* RECORD EXCERPTS
——————

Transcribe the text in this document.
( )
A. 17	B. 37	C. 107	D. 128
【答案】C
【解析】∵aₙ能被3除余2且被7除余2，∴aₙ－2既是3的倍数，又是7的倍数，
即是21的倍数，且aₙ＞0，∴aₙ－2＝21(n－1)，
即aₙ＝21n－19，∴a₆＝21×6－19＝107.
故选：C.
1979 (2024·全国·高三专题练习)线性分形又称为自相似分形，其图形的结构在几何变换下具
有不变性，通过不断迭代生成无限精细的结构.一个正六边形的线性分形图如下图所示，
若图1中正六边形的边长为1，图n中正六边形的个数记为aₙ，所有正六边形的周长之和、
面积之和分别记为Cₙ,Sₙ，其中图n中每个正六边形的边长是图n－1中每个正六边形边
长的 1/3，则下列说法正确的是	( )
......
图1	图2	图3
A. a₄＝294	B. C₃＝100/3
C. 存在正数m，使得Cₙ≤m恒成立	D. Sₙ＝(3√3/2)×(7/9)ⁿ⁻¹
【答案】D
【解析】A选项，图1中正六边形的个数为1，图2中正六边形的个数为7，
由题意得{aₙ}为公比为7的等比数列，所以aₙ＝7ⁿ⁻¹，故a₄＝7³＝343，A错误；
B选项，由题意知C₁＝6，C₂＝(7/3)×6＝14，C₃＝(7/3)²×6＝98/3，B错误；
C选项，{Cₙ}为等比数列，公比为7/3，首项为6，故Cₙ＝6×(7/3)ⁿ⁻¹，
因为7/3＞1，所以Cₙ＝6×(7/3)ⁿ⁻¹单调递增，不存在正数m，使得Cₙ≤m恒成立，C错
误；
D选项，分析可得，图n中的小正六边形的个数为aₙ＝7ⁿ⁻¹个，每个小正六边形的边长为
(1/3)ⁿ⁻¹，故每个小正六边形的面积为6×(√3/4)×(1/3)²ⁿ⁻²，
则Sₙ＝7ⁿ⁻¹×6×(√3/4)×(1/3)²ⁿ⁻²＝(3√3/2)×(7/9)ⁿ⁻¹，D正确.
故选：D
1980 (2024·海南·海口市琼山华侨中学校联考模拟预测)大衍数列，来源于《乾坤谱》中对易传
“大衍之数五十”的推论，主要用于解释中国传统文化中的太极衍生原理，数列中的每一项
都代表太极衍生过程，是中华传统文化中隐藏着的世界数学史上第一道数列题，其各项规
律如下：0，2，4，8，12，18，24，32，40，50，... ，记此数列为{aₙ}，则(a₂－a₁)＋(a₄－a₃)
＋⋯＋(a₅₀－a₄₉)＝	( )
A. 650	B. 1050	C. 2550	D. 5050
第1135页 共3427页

——————

* EXERCISE DETAILS
Identify all lines where the word "使得Cₙ" shows up. Copy them.

* CORRECT ANSWER
C. 存在正数m，使得Cₙ≤m恒成立	D. Sₙ＝(3√3/2)×(7/9)ⁿ⁻¹
因为7/3＞1，所以Cₙ＝6×(7/3)ⁿ⁻¹单调递增，不存在正数m，使得Cₙ≤m恒成立，C错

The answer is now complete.